> _Work to be completed_
Find how many lines in the material hold the word "will", then state that number and nothing more.

· · ·

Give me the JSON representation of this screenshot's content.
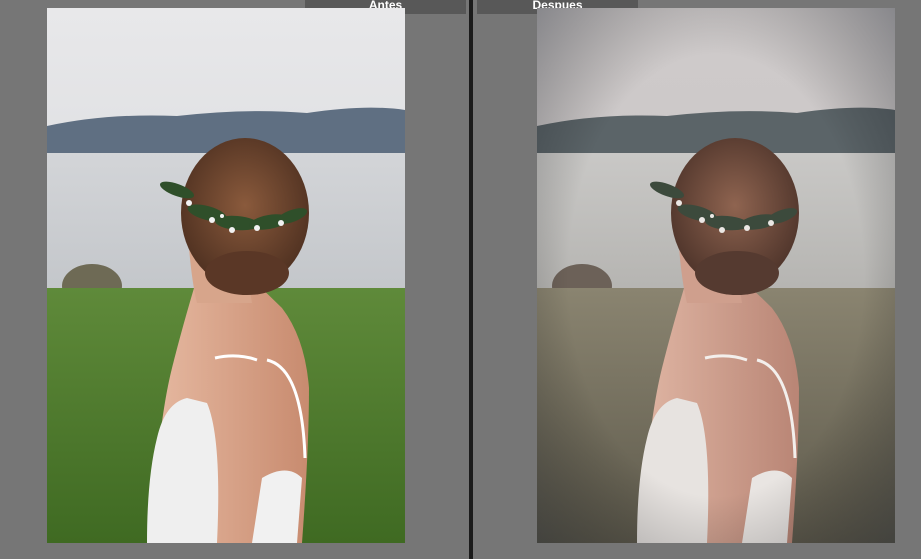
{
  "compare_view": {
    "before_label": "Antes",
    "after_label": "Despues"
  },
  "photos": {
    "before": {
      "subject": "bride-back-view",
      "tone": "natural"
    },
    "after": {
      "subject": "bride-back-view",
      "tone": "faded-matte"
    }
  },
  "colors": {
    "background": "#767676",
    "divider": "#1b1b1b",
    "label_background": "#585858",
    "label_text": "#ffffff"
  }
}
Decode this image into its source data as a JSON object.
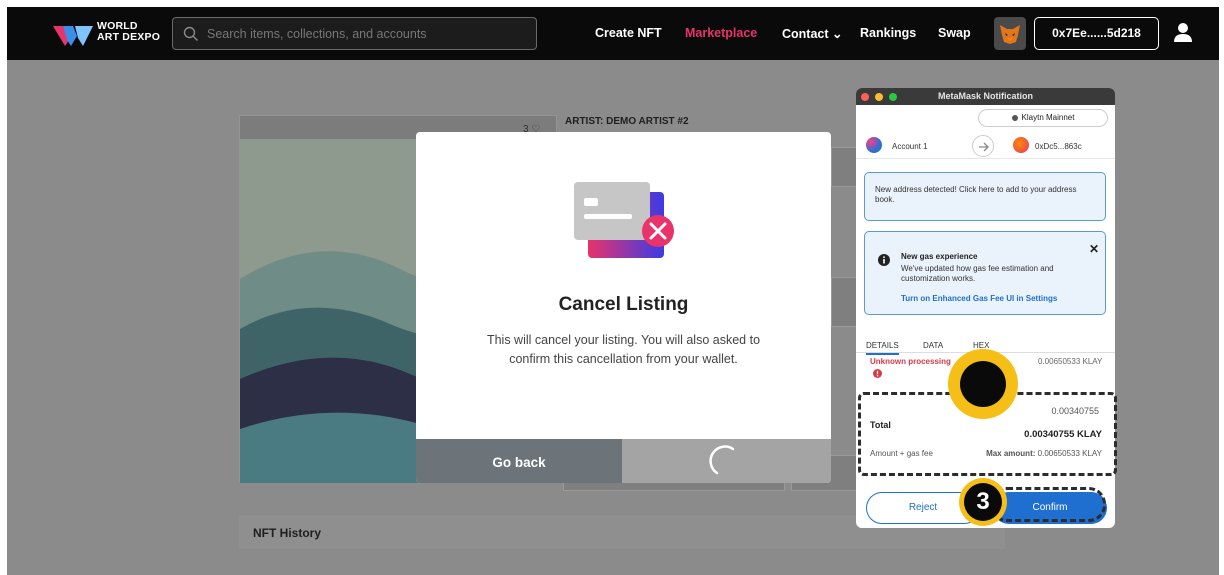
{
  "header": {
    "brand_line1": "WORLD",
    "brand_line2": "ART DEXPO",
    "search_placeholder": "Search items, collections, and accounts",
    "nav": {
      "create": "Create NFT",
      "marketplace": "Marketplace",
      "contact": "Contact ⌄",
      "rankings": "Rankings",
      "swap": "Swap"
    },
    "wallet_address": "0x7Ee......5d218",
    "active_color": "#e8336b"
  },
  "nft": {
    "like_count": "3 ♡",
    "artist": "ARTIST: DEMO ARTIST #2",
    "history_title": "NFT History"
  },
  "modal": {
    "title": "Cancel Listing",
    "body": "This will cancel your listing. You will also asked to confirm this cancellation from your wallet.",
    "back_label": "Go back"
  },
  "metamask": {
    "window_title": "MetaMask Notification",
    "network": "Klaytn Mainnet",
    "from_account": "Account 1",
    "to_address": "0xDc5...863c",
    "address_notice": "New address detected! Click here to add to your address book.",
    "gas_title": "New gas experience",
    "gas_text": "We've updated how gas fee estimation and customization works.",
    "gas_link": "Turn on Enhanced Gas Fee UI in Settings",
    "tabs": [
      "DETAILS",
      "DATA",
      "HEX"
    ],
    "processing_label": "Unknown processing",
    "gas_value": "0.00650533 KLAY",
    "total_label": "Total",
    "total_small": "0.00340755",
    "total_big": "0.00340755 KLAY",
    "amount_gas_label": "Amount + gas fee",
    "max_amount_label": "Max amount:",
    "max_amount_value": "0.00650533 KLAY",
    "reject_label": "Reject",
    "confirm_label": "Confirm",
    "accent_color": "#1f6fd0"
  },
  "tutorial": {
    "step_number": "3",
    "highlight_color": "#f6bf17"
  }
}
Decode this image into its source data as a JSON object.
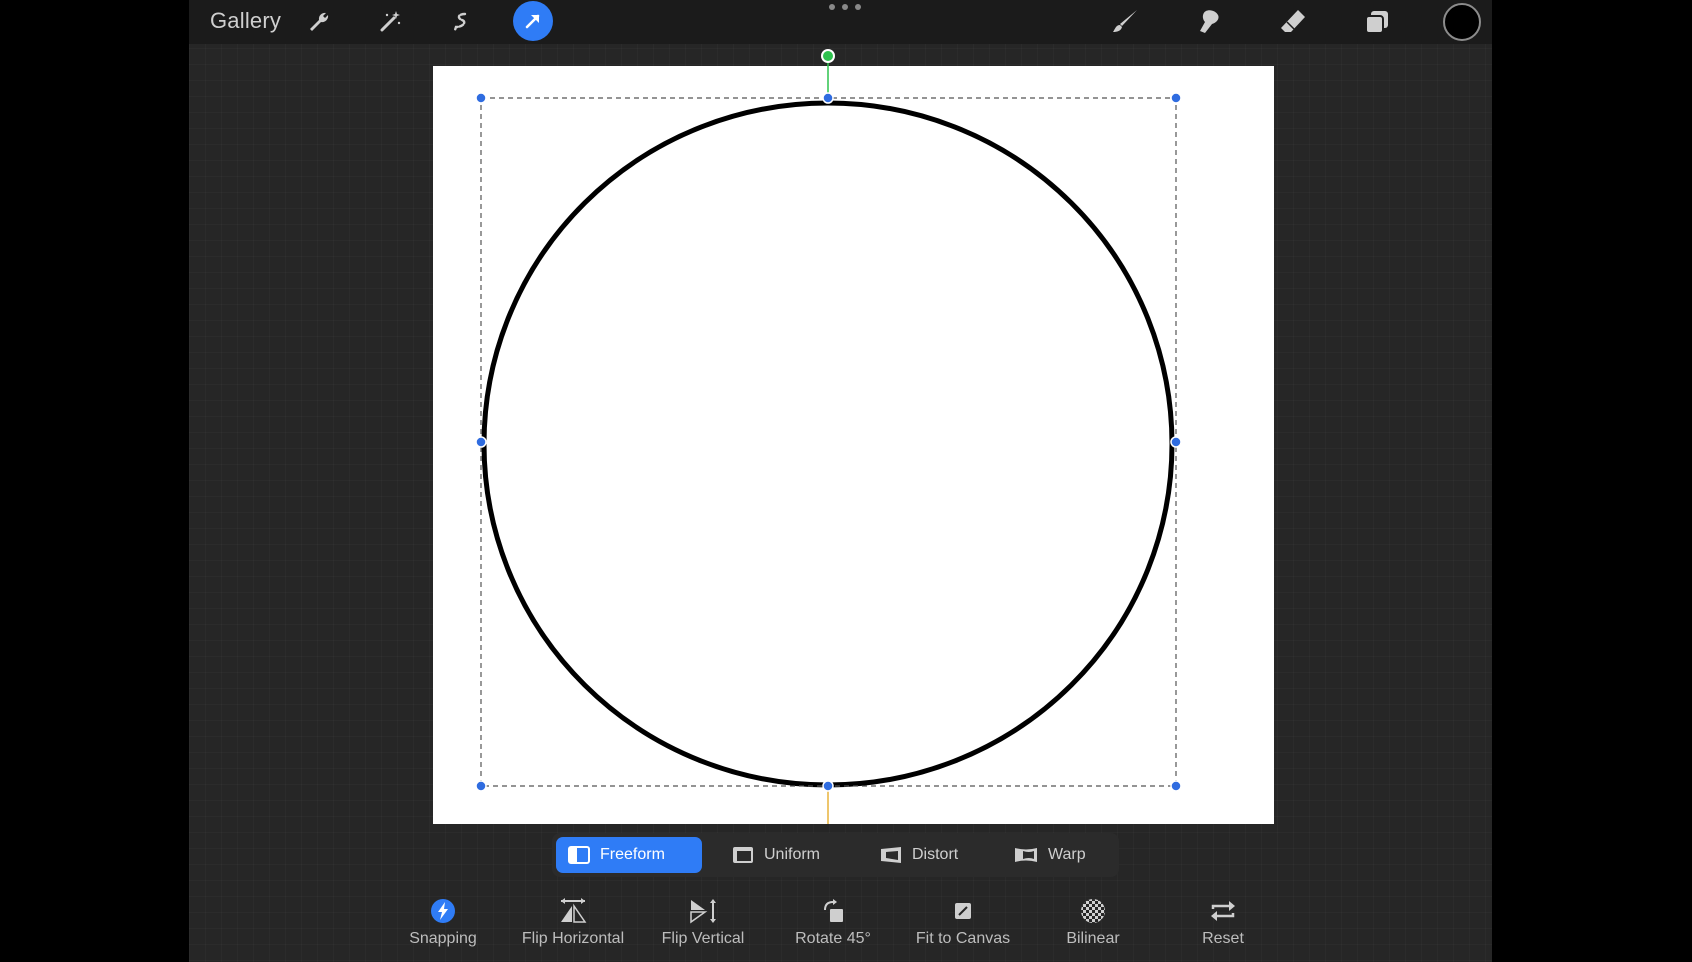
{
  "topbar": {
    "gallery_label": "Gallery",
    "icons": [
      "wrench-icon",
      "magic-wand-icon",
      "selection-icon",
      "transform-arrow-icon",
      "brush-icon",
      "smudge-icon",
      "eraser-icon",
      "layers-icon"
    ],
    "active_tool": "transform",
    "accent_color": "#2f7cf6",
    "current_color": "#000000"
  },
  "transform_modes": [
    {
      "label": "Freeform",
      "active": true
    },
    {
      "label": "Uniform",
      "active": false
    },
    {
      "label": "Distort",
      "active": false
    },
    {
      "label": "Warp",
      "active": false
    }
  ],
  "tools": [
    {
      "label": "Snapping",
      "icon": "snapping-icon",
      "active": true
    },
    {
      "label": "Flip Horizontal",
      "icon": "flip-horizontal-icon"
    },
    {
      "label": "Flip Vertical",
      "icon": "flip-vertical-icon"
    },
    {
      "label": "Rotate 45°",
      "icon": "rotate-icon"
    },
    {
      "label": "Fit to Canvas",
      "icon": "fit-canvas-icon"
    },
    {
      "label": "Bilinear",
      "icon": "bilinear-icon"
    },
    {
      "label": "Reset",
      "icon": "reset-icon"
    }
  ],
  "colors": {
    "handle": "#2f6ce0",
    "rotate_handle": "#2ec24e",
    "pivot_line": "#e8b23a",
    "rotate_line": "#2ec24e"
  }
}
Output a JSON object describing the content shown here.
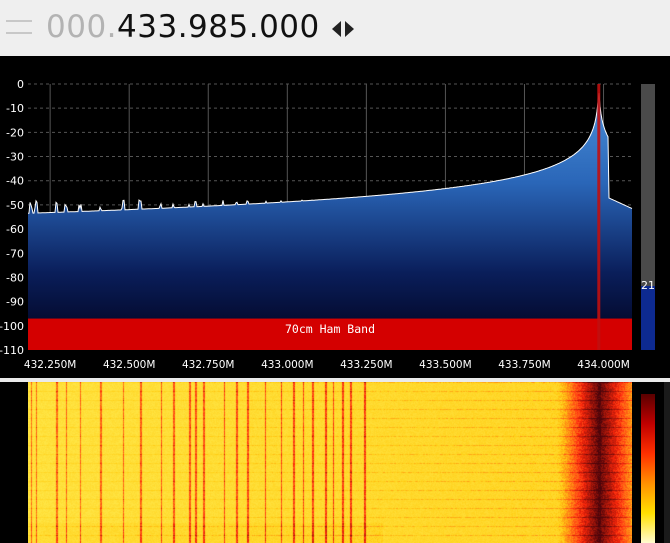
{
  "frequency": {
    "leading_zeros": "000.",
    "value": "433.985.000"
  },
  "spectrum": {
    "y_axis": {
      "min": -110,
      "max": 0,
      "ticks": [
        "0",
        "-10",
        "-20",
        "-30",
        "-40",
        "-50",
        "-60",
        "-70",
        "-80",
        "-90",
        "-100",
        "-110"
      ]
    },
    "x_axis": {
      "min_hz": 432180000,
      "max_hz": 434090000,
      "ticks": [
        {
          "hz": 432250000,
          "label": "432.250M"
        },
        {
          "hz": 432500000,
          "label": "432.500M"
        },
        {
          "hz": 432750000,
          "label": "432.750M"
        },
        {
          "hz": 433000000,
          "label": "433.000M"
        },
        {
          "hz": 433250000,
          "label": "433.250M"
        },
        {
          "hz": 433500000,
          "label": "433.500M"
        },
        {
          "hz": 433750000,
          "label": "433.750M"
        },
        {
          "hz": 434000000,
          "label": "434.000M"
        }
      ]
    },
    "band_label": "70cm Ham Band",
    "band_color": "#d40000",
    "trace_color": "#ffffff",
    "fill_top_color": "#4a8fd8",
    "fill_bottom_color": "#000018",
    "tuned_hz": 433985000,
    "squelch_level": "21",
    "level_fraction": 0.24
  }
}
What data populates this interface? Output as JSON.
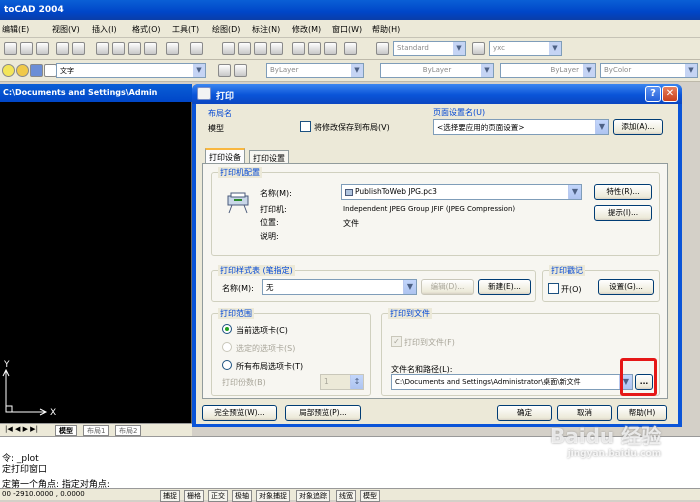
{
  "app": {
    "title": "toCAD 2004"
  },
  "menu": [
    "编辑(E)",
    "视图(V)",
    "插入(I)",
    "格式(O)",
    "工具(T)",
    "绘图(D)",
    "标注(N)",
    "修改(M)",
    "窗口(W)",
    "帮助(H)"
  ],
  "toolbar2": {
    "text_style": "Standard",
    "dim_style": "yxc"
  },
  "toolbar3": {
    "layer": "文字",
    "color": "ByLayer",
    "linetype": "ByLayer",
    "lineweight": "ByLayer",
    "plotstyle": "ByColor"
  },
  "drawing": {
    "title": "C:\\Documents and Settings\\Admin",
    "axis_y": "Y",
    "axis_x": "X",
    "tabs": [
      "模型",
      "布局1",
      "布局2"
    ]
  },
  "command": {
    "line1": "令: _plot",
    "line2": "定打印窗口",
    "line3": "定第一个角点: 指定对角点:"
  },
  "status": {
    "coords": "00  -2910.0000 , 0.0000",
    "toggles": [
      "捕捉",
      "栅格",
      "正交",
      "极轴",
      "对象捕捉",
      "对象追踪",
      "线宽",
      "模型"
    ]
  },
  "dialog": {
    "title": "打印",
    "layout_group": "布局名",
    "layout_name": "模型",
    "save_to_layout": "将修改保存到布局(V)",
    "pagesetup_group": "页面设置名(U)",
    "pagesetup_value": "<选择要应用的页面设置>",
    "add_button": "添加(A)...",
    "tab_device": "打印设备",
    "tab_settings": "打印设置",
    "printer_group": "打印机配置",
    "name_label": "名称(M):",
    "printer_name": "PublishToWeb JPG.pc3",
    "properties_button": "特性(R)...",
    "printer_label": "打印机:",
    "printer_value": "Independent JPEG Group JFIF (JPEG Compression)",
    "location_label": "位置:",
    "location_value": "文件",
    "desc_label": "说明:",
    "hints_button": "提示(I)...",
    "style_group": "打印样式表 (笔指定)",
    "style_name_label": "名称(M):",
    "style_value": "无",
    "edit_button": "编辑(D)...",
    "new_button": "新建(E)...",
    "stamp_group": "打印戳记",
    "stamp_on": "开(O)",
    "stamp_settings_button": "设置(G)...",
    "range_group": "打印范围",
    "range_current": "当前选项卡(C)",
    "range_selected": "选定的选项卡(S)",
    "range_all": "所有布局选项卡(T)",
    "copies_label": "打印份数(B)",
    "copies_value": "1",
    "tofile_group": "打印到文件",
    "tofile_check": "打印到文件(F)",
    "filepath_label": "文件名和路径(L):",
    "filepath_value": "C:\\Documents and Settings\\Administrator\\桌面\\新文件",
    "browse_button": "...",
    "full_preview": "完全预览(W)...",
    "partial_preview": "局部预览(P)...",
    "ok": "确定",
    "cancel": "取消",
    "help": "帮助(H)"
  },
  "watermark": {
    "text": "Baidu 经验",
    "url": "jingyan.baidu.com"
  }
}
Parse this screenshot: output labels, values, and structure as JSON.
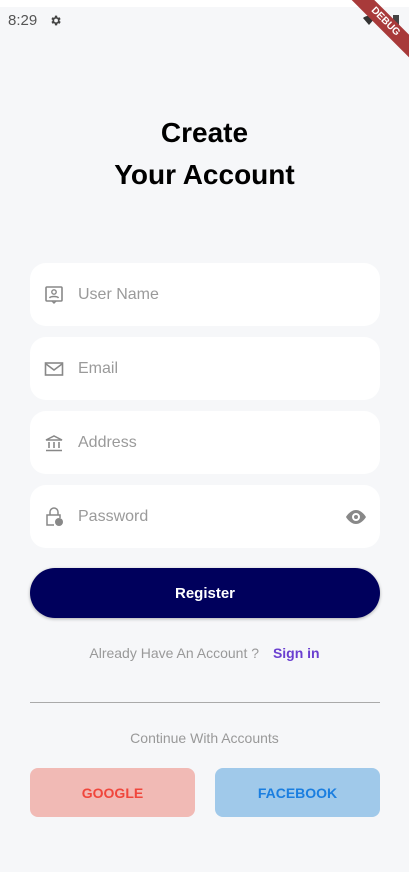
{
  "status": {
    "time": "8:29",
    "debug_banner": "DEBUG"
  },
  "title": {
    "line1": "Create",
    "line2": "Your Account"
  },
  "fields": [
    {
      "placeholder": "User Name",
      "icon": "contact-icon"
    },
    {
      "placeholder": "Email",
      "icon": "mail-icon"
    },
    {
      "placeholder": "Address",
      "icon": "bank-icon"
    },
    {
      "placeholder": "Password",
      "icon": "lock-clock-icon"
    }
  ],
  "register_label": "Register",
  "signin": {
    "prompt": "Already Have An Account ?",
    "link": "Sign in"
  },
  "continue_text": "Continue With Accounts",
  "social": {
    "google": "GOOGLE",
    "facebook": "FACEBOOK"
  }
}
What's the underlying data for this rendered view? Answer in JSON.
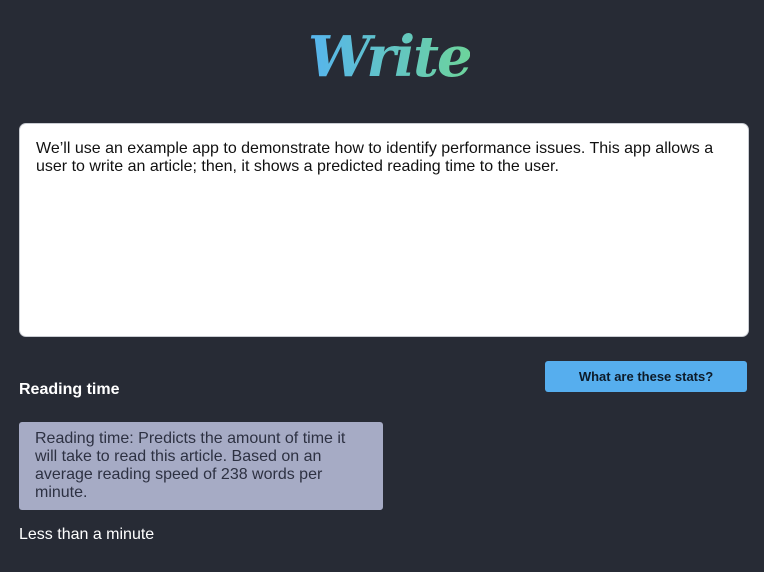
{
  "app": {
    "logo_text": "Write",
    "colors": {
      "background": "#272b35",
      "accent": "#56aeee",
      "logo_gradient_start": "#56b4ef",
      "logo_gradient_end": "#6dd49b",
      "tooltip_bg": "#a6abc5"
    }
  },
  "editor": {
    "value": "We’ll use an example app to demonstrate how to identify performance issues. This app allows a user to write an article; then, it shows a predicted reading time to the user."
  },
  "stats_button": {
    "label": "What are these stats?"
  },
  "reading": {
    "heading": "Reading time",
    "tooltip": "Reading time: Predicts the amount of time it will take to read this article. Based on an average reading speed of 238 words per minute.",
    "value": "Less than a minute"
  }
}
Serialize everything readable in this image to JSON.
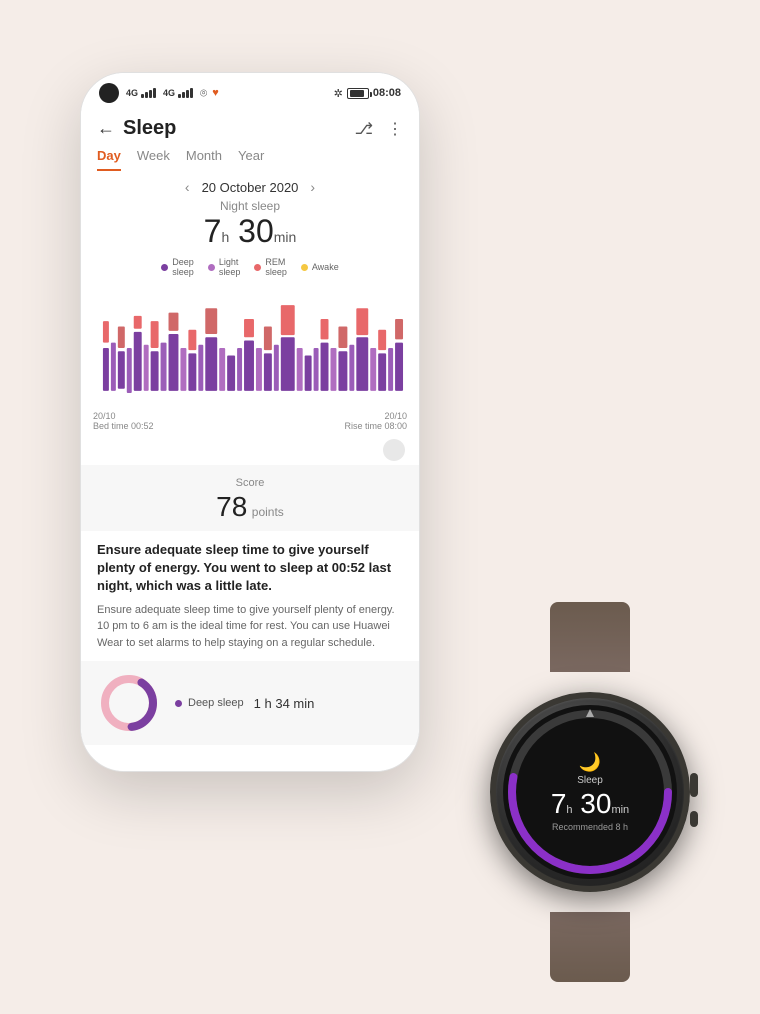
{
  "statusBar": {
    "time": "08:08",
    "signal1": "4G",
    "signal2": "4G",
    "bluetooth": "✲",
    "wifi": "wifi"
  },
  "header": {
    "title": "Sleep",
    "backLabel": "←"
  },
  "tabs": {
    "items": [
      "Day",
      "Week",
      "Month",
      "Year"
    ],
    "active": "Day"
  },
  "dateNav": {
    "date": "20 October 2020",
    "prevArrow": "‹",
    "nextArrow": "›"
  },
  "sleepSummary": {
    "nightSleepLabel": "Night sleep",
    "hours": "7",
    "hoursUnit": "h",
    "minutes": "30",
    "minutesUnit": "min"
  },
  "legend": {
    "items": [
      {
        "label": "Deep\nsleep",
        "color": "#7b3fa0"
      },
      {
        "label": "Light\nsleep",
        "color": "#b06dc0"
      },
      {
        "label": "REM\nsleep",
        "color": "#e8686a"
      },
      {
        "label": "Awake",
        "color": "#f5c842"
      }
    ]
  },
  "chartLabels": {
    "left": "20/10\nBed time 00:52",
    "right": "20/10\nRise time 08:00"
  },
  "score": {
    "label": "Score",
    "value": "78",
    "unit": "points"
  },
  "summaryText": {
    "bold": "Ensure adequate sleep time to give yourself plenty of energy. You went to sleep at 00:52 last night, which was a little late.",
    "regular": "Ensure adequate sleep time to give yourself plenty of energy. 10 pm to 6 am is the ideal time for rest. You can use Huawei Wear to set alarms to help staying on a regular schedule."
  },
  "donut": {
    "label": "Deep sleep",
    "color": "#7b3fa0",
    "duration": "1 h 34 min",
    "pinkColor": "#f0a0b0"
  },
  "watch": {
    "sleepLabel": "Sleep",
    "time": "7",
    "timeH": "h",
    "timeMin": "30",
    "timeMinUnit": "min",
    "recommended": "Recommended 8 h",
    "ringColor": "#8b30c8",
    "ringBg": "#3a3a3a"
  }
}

· · ·

> _Response to this task_
2